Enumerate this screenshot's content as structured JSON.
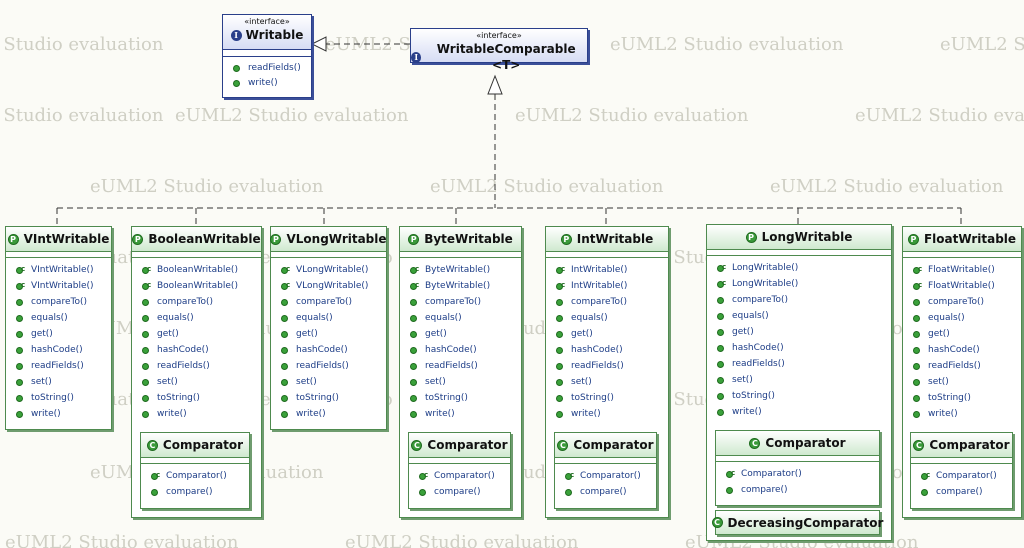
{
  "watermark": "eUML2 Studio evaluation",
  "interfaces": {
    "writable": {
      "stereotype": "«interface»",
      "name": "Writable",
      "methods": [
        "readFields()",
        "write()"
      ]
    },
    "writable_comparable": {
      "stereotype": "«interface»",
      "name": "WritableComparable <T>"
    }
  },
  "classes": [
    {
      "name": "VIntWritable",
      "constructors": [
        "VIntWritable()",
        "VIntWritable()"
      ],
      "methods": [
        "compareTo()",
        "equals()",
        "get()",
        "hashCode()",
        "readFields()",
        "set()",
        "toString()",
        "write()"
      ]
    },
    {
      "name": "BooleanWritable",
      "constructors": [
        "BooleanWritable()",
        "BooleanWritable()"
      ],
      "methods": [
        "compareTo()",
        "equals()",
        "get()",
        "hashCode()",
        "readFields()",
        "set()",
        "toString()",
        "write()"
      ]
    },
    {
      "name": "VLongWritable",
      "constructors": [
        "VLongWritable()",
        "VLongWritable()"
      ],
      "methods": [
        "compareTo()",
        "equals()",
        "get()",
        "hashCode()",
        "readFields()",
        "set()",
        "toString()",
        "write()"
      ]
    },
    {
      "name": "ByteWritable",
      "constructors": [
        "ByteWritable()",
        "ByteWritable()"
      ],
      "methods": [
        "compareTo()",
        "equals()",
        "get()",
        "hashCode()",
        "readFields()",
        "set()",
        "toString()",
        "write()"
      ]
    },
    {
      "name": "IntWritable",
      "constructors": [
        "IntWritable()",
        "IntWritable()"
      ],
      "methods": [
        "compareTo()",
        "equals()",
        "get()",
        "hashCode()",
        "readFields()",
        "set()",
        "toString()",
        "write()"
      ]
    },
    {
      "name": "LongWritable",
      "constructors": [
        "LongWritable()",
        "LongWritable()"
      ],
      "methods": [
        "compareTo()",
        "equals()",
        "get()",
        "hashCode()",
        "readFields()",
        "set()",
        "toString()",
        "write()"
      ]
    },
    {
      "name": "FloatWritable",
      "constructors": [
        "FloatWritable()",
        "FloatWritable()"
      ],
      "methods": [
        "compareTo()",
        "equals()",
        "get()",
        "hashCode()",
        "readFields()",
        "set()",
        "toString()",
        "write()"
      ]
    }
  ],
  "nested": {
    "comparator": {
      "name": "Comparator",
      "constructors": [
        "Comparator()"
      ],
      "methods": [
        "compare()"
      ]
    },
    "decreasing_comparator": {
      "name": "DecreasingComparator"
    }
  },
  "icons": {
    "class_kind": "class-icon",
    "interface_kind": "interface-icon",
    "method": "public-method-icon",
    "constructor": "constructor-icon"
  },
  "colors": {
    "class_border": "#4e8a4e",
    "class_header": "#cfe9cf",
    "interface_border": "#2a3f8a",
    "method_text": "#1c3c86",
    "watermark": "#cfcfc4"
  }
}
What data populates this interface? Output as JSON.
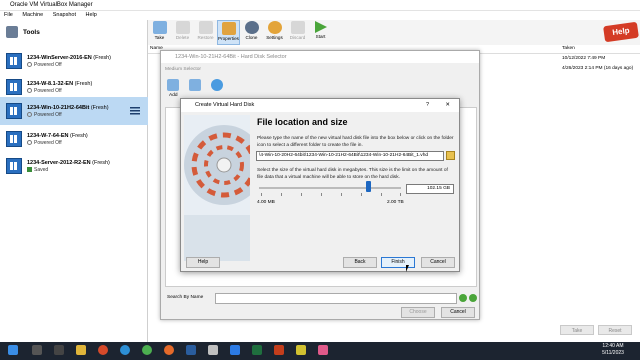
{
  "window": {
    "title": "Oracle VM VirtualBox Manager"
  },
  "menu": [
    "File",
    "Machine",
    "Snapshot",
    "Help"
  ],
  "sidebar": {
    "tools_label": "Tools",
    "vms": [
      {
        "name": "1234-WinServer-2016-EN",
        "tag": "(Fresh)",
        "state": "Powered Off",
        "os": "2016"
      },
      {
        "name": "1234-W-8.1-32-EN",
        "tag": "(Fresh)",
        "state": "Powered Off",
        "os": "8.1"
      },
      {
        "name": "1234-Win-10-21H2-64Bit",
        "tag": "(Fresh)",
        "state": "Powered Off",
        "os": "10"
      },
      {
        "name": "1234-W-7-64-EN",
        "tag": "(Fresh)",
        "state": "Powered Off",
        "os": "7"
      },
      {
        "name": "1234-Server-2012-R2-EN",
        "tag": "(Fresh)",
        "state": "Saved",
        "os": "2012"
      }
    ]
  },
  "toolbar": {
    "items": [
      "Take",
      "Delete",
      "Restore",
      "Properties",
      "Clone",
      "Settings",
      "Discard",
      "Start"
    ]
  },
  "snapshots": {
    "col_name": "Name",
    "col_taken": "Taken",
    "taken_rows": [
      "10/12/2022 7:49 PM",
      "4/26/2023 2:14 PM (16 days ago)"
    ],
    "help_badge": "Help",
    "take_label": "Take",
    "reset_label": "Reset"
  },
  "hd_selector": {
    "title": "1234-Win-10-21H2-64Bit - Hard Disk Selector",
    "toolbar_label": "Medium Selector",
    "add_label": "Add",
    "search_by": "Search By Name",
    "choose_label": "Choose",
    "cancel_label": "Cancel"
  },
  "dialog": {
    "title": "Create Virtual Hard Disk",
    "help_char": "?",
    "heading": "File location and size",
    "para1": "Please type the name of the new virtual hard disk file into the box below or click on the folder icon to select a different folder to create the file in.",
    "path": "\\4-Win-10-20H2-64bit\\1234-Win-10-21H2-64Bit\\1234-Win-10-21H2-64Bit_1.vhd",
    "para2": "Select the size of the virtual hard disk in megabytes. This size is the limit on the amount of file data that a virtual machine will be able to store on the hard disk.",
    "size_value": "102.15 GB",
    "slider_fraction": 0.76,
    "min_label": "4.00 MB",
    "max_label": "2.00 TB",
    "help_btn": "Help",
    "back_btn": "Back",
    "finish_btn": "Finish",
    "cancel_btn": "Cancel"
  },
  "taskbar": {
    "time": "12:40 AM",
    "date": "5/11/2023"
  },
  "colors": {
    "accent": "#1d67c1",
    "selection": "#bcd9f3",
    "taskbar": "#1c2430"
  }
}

-.-.-

Description of the task:
Transcribe the whole listing exactly. Pictures stay out of your copy.

Full answer:
Enumerate this screenshot's content as structured JSON.
{
  "watermark": "eUML2 Studio evaluation",
  "interfaces": {
    "writable": {
      "stereotype": "«interface»",
      "name": "Writable",
      "methods": [
        "readFields()",
        "write()"
      ]
    },
    "writable_comparable": {
      "stereotype": "«interface»",
      "name": "WritableComparable <T>"
    }
  },
  "classes": [
    {
      "name": "VIntWritable",
      "constructors": [
        "VIntWritable()",
        "VIntWritable()"
      ],
      "methods": [
        "compareTo()",
        "equals()",
        "get()",
        "hashCode()",
        "readFields()",
        "set()",
        "toString()",
        "write()"
      ]
    },
    {
      "name": "BooleanWritable",
      "constructors": [
        "BooleanWritable()",
        "BooleanWritable()"
      ],
      "methods": [
        "compareTo()",
        "equals()",
        "get()",
        "hashCode()",
        "readFields()",
        "set()",
        "toString()",
        "write()"
      ]
    },
    {
      "name": "VLongWritable",
      "constructors": [
        "VLongWritable()",
        "VLongWritable()"
      ],
      "methods": [
        "compareTo()",
        "equals()",
        "get()",
        "hashCode()",
        "readFields()",
        "set()",
        "toString()",
        "write()"
      ]
    },
    {
      "name": "ByteWritable",
      "constructors": [
        "ByteWritable()",
        "ByteWritable()"
      ],
      "methods": [
        "compareTo()",
        "equals()",
        "get()",
        "hashCode()",
        "readFields()",
        "set()",
        "toString()",
        "write()"
      ]
    },
    {
      "name": "IntWritable",
      "constructors": [
        "IntWritable()",
        "IntWritable()"
      ],
      "methods": [
        "compareTo()",
        "equals()",
        "get()",
        "hashCode()",
        "readFields()",
        "set()",
        "toString()",
        "write()"
      ]
    },
    {
      "name": "LongWritable",
      "constructors": [
        "LongWritable()",
        "LongWritable()"
      ],
      "methods": [
        "compareTo()",
        "equals()",
        "get()",
        "hashCode()",
        "readFields()",
        "set()",
        "toString()",
        "write()"
      ]
    },
    {
      "name": "FloatWritable",
      "constructors": [
        "FloatWritable()",
        "FloatWritable()"
      ],
      "methods": [
        "compareTo()",
        "equals()",
        "get()",
        "hashCode()",
        "readFields()",
        "set()",
        "toString()",
        "write()"
      ]
    }
  ],
  "nested": {
    "comparator": {
      "name": "Comparator",
      "constructors": [
        "Comparator()"
      ],
      "methods": [
        "compare()"
      ]
    },
    "decreasing_comparator": {
      "name": "DecreasingComparator"
    }
  },
  "icons": {
    "class_kind": "class-icon",
    "interface_kind": "interface-icon",
    "method": "public-method-icon",
    "constructor": "constructor-icon"
  },
  "colors": {
    "class_border": "#4e8a4e",
    "class_header": "#cfe9cf",
    "interface_border": "#2a3f8a",
    "method_text": "#1c3c86",
    "watermark": "#cfcfc4"
  }
}
What data populates this interface? Output as JSON.
{
  "window": {
    "title": "Oracle VM VirtualBox Manager"
  },
  "menu": [
    "File",
    "Machine",
    "Snapshot",
    "Help"
  ],
  "sidebar": {
    "tools_label": "Tools",
    "vms": [
      {
        "name": "1234-WinServer-2016-EN",
        "tag": "(Fresh)",
        "state": "Powered Off",
        "os": "2016"
      },
      {
        "name": "1234-W-8.1-32-EN",
        "tag": "(Fresh)",
        "state": "Powered Off",
        "os": "8.1"
      },
      {
        "name": "1234-Win-10-21H2-64Bit",
        "tag": "(Fresh)",
        "state": "Powered Off",
        "os": "10"
      },
      {
        "name": "1234-W-7-64-EN",
        "tag": "(Fresh)",
        "state": "Powered Off",
        "os": "7"
      },
      {
        "name": "1234-Server-2012-R2-EN",
        "tag": "(Fresh)",
        "state": "Saved",
        "os": "2012"
      }
    ]
  },
  "toolbar": {
    "items": [
      "Take",
      "Delete",
      "Restore",
      "Properties",
      "Clone",
      "Settings",
      "Discard",
      "Start"
    ]
  },
  "snapshots": {
    "col_name": "Name",
    "col_taken": "Taken",
    "taken_rows": [
      "10/12/2022 7:49 PM",
      "4/26/2023 2:14 PM (16 days ago)"
    ],
    "help_badge": "Help",
    "take_label": "Take",
    "reset_label": "Reset"
  },
  "hd_selector": {
    "title": "1234-Win-10-21H2-64Bit - Hard Disk Selector",
    "toolbar_label": "Medium Selector",
    "add_label": "Add",
    "search_by": "Search By Name",
    "choose_label": "Choose",
    "cancel_label": "Cancel"
  },
  "dialog": {
    "title": "Create Virtual Hard Disk",
    "help_char": "?",
    "heading": "File location and size",
    "para1": "Please type the name of the new virtual hard disk file into the box below or click on the folder icon to select a different folder to create the file in.",
    "path": "\\4-Win-10-20H2-64bit\\1234-Win-10-21H2-64Bit\\1234-Win-10-21H2-64Bit_1.vhd",
    "para2": "Select the size of the virtual hard disk in megabytes. This size is the limit on the amount of file data that a virtual machine will be able to store on the hard disk.",
    "size_value": "102.15 GB",
    "slider_fraction": 0.76,
    "min_label": "4.00 MB",
    "max_label": "2.00 TB",
    "help_btn": "Help",
    "back_btn": "Back",
    "finish_btn": "Finish",
    "cancel_btn": "Cancel"
  },
  "taskbar": {
    "time": "12:40 AM",
    "date": "5/11/2023"
  },
  "colors": {
    "accent": "#1d67c1",
    "selection": "#bcd9f3",
    "taskbar": "#1c2430"
  }
}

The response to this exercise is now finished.